**JOB:** Quote the whole listing word for word. Do not include the pictures.

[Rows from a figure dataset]

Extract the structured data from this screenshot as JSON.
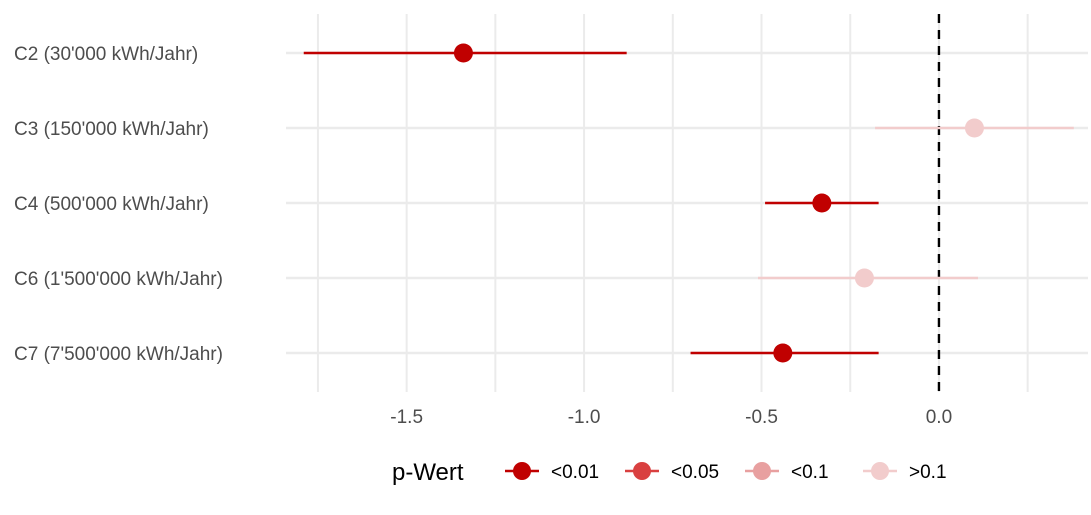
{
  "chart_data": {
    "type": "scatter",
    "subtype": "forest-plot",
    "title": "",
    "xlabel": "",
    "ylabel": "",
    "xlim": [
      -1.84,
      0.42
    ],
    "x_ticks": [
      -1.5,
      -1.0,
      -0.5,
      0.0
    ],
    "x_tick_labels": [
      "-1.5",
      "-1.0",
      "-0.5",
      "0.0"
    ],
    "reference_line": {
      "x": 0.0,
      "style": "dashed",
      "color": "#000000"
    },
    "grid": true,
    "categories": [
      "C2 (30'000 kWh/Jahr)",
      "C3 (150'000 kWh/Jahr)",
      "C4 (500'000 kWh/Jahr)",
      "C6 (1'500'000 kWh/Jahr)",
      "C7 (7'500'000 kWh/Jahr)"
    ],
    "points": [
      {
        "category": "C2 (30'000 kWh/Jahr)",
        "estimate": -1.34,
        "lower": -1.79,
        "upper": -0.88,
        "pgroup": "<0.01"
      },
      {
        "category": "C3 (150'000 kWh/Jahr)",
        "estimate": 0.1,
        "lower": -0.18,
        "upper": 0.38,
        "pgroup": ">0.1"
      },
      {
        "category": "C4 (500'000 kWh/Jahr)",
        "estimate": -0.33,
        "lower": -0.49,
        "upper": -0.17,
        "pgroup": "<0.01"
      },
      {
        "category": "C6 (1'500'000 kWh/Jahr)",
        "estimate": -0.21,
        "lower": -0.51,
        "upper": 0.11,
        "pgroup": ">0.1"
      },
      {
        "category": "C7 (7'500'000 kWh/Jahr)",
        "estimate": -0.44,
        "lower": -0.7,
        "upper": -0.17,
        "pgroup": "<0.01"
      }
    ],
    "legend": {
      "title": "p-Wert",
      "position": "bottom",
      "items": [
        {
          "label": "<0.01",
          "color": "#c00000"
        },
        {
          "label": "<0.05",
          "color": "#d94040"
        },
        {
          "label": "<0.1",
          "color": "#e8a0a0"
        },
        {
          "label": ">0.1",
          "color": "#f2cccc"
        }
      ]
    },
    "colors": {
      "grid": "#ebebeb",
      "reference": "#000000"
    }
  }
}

**FINAL RESULT:**
Extract the structured data from this screenshot as JSON.
{
  "chart_data": {
    "type": "scatter",
    "subtype": "forest-plot",
    "title": "",
    "xlabel": "",
    "ylabel": "",
    "xlim": [
      -1.84,
      0.42
    ],
    "x_ticks": [
      -1.5,
      -1.0,
      -0.5,
      0.0
    ],
    "x_tick_labels": [
      "-1.5",
      "-1.0",
      "-0.5",
      "0.0"
    ],
    "reference_line": {
      "x": 0.0,
      "style": "dashed",
      "color": "#000000"
    },
    "grid": true,
    "categories": [
      "C2 (30'000 kWh/Jahr)",
      "C3 (150'000 kWh/Jahr)",
      "C4 (500'000 kWh/Jahr)",
      "C6 (1'500'000 kWh/Jahr)",
      "C7 (7'500'000 kWh/Jahr)"
    ],
    "points": [
      {
        "category": "C2 (30'000 kWh/Jahr)",
        "estimate": -1.34,
        "lower": -1.79,
        "upper": -0.88,
        "pgroup": "<0.01"
      },
      {
        "category": "C3 (150'000 kWh/Jahr)",
        "estimate": 0.1,
        "lower": -0.18,
        "upper": 0.38,
        "pgroup": ">0.1"
      },
      {
        "category": "C4 (500'000 kWh/Jahr)",
        "estimate": -0.33,
        "lower": -0.49,
        "upper": -0.17,
        "pgroup": "<0.01"
      },
      {
        "category": "C6 (1'500'000 kWh/Jahr)",
        "estimate": -0.21,
        "lower": -0.51,
        "upper": 0.11,
        "pgroup": ">0.1"
      },
      {
        "category": "C7 (7'500'000 kWh/Jahr)",
        "estimate": -0.44,
        "lower": -0.7,
        "upper": -0.17,
        "pgroup": "<0.01"
      }
    ],
    "legend": {
      "title": "p-Wert",
      "position": "bottom",
      "items": [
        {
          "label": "<0.01",
          "color": "#c00000"
        },
        {
          "label": "<0.05",
          "color": "#d94040"
        },
        {
          "label": "<0.1",
          "color": "#e8a0a0"
        },
        {
          "label": ">0.1",
          "color": "#f2cccc"
        }
      ]
    },
    "colors": {
      "grid": "#ebebeb",
      "reference": "#000000"
    }
  }
}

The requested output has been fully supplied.